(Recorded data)
★ ★ ★ ★ ★
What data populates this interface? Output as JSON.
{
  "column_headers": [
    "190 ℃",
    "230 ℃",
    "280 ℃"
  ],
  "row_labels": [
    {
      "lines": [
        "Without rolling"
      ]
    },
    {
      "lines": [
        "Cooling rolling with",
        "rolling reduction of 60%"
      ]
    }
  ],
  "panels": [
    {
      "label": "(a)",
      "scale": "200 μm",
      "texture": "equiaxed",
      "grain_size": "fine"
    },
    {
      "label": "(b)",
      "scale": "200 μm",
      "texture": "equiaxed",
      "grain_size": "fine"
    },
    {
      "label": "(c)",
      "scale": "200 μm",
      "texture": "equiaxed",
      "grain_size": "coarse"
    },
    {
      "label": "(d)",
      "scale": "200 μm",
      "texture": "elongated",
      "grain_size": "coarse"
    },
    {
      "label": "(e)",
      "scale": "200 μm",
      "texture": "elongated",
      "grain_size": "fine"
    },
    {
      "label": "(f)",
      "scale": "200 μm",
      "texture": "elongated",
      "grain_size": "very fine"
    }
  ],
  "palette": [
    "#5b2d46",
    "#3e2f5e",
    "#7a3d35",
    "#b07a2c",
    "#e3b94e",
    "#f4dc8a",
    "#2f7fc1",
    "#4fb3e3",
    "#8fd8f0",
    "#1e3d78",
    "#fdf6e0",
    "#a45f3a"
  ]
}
★ ★ ★ ★ ★
- **INSTRUCTIONS FOR THE TASK**: Set down all of the entries exactly, please.

- **THE SOLUTION**:
What data populates this interface? Output as JSON.
{
  "column_headers": [
    "190 ℃",
    "230 ℃",
    "280 ℃"
  ],
  "row_labels": [
    {
      "lines": [
        "Without rolling"
      ]
    },
    {
      "lines": [
        "Cooling rolling with",
        "rolling reduction of 60%"
      ]
    }
  ],
  "panels": [
    {
      "label": "(a)",
      "scale": "200 μm",
      "texture": "equiaxed",
      "grain_size": "fine"
    },
    {
      "label": "(b)",
      "scale": "200 μm",
      "texture": "equiaxed",
      "grain_size": "fine"
    },
    {
      "label": "(c)",
      "scale": "200 μm",
      "texture": "equiaxed",
      "grain_size": "coarse"
    },
    {
      "label": "(d)",
      "scale": "200 μm",
      "texture": "elongated",
      "grain_size": "coarse"
    },
    {
      "label": "(e)",
      "scale": "200 μm",
      "texture": "elongated",
      "grain_size": "fine"
    },
    {
      "label": "(f)",
      "scale": "200 μm",
      "texture": "elongated",
      "grain_size": "very fine"
    }
  ],
  "palette": [
    "#5b2d46",
    "#3e2f5e",
    "#7a3d35",
    "#b07a2c",
    "#e3b94e",
    "#f4dc8a",
    "#2f7fc1",
    "#4fb3e3",
    "#8fd8f0",
    "#1e3d78",
    "#fdf6e0",
    "#a45f3a"
  ]
}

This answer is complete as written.